--- Start INPUT DATA ---

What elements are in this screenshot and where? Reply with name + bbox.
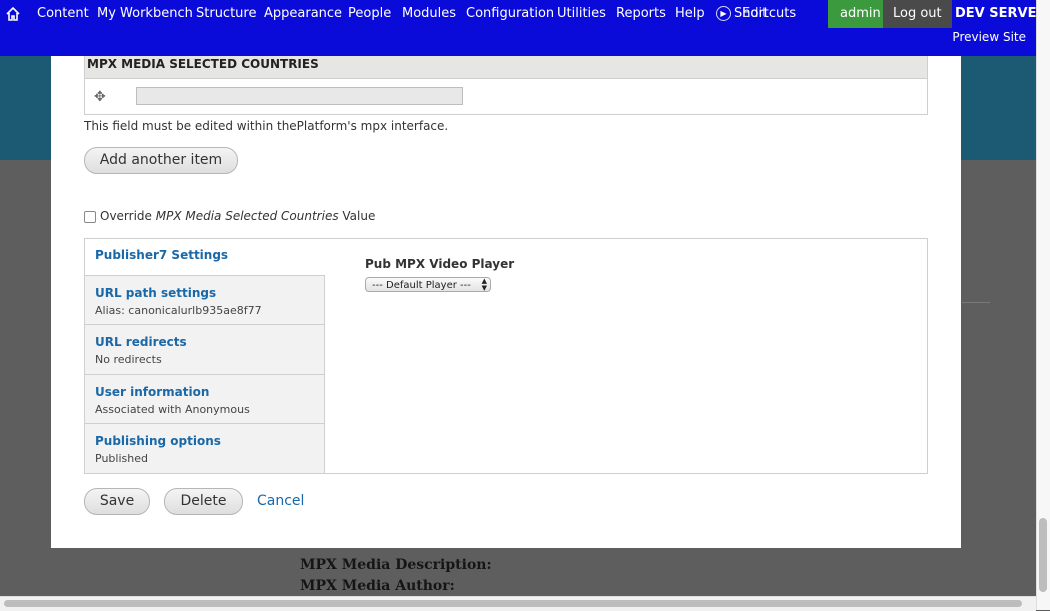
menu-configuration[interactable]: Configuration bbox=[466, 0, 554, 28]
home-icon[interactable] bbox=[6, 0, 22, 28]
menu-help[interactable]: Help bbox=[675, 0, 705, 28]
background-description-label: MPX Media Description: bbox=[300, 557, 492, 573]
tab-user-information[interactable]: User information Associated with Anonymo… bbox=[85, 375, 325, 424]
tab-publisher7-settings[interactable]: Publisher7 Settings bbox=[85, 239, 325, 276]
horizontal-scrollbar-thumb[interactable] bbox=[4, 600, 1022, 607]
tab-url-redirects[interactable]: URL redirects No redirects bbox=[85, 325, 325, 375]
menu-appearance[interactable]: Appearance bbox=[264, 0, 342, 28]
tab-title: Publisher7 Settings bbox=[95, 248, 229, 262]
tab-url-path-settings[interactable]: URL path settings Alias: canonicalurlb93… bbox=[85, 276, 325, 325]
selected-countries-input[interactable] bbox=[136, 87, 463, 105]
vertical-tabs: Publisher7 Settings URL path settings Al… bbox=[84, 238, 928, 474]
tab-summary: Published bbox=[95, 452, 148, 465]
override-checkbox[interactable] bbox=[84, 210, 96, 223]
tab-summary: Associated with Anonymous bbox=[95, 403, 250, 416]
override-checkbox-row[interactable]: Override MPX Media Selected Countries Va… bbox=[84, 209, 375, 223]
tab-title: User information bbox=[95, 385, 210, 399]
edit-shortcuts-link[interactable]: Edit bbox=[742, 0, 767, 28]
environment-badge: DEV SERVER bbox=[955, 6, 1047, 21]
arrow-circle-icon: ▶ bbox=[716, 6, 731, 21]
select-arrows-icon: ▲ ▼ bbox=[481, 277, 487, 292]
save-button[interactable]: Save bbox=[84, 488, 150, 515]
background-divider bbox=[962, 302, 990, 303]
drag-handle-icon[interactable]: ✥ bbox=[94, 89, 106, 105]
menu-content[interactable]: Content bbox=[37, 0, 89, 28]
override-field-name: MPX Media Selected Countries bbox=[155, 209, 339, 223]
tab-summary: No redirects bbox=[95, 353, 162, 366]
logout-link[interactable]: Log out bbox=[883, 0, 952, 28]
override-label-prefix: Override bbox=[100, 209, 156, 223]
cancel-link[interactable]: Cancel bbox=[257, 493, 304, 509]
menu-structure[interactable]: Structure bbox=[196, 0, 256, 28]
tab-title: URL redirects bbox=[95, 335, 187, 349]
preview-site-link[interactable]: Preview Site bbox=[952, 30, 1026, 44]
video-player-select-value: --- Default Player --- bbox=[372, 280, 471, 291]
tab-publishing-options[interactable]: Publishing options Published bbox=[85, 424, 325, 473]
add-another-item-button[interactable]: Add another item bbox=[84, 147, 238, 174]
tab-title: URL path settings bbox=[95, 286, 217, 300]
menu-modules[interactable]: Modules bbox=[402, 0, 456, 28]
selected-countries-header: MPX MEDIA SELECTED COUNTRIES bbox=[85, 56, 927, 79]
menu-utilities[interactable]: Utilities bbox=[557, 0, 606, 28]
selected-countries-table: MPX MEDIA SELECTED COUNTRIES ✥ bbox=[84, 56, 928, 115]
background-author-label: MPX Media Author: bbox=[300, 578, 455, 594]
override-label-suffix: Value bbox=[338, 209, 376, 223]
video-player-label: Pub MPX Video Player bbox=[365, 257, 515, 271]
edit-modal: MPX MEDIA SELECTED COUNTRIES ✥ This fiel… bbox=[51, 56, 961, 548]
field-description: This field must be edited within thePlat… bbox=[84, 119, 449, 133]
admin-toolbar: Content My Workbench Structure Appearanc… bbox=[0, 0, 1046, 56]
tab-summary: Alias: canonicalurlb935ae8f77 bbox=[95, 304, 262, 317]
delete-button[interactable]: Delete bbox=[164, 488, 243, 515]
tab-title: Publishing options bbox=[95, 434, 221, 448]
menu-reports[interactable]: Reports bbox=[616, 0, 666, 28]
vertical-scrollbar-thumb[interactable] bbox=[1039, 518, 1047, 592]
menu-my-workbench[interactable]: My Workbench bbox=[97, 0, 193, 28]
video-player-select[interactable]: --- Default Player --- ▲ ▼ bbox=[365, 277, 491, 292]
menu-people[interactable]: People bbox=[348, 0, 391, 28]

--- End INPUT DATA ---

• [PROBLEM REQUIREMENTS] Reproduce the records above line for line, omitting the pictures.

• [FINISHED TASK]
What elements are in this screenshot and where? Reply with name + bbox.
menu-configuration[interactable]: Configuration bbox=[466, 0, 554, 28]
home-icon[interactable] bbox=[6, 0, 22, 28]
menu-help[interactable]: Help bbox=[675, 0, 705, 28]
background-description-label: MPX Media Description: bbox=[300, 557, 492, 573]
tab-user-information[interactable]: User information Associated with Anonymo… bbox=[85, 375, 325, 424]
tab-publisher7-settings[interactable]: Publisher7 Settings bbox=[85, 239, 325, 276]
horizontal-scrollbar-thumb[interactable] bbox=[4, 600, 1022, 607]
tab-url-redirects[interactable]: URL redirects No redirects bbox=[85, 325, 325, 375]
menu-appearance[interactable]: Appearance bbox=[264, 0, 342, 28]
tab-title: Publisher7 Settings bbox=[95, 248, 229, 262]
tab-url-path-settings[interactable]: URL path settings Alias: canonicalurlb93… bbox=[85, 276, 325, 325]
selected-countries-input[interactable] bbox=[136, 87, 463, 105]
vertical-tabs: Publisher7 Settings URL path settings Al… bbox=[84, 238, 928, 474]
tab-summary: Published bbox=[95, 452, 148, 465]
override-checkbox[interactable] bbox=[84, 210, 96, 223]
tab-summary: Associated with Anonymous bbox=[95, 403, 250, 416]
override-checkbox-row[interactable]: Override MPX Media Selected Countries Va… bbox=[84, 209, 375, 223]
tab-title: User information bbox=[95, 385, 210, 399]
edit-shortcuts-link[interactable]: Edit bbox=[742, 0, 767, 28]
environment-badge: DEV SERVER bbox=[955, 6, 1047, 21]
arrow-circle-icon: ▶ bbox=[716, 6, 731, 21]
select-arrows-icon: ▲ ▼ bbox=[481, 277, 487, 292]
save-button[interactable]: Save bbox=[84, 488, 150, 515]
background-divider bbox=[962, 302, 990, 303]
drag-handle-icon[interactable]: ✥ bbox=[94, 89, 106, 105]
menu-content[interactable]: Content bbox=[37, 0, 89, 28]
override-field-name: MPX Media Selected Countries bbox=[155, 209, 339, 223]
tab-summary: No redirects bbox=[95, 353, 162, 366]
logout-link[interactable]: Log out bbox=[883, 0, 952, 28]
override-label-prefix: Override bbox=[100, 209, 156, 223]
cancel-link[interactable]: Cancel bbox=[257, 493, 304, 509]
menu-structure[interactable]: Structure bbox=[196, 0, 256, 28]
tab-title: URL redirects bbox=[95, 335, 187, 349]
preview-site-link[interactable]: Preview Site bbox=[952, 30, 1026, 44]
video-player-select-value: --- Default Player --- bbox=[372, 280, 471, 291]
tab-publishing-options[interactable]: Publishing options Published bbox=[85, 424, 325, 473]
add-another-item-button[interactable]: Add another item bbox=[84, 147, 238, 174]
tab-title: URL path settings bbox=[95, 286, 217, 300]
menu-modules[interactable]: Modules bbox=[402, 0, 456, 28]
selected-countries-header: MPX MEDIA SELECTED COUNTRIES bbox=[85, 56, 927, 79]
menu-utilities[interactable]: Utilities bbox=[557, 0, 606, 28]
selected-countries-table: MPX MEDIA SELECTED COUNTRIES ✥ bbox=[84, 56, 928, 115]
background-author-label: MPX Media Author: bbox=[300, 578, 455, 594]
override-label-suffix: Value bbox=[338, 209, 376, 223]
video-player-label: Pub MPX Video Player bbox=[365, 257, 515, 271]
edit-modal: MPX MEDIA SELECTED COUNTRIES ✥ This fiel… bbox=[51, 56, 961, 548]
field-description: This field must be edited within thePlat… bbox=[84, 119, 449, 133]
admin-toolbar: Content My Workbench Structure Appearanc… bbox=[0, 0, 1046, 56]
tab-summary: Alias: canonicalurlb935ae8f77 bbox=[95, 304, 262, 317]
delete-button[interactable]: Delete bbox=[164, 488, 243, 515]
tab-title: Publishing options bbox=[95, 434, 221, 448]
menu-reports[interactable]: Reports bbox=[616, 0, 666, 28]
vertical-scrollbar-thumb[interactable] bbox=[1039, 518, 1047, 592]
menu-my-workbench[interactable]: My Workbench bbox=[97, 0, 193, 28]
video-player-select[interactable]: --- Default Player --- ▲ ▼ bbox=[365, 277, 491, 292]
menu-people[interactable]: People bbox=[348, 0, 391, 28]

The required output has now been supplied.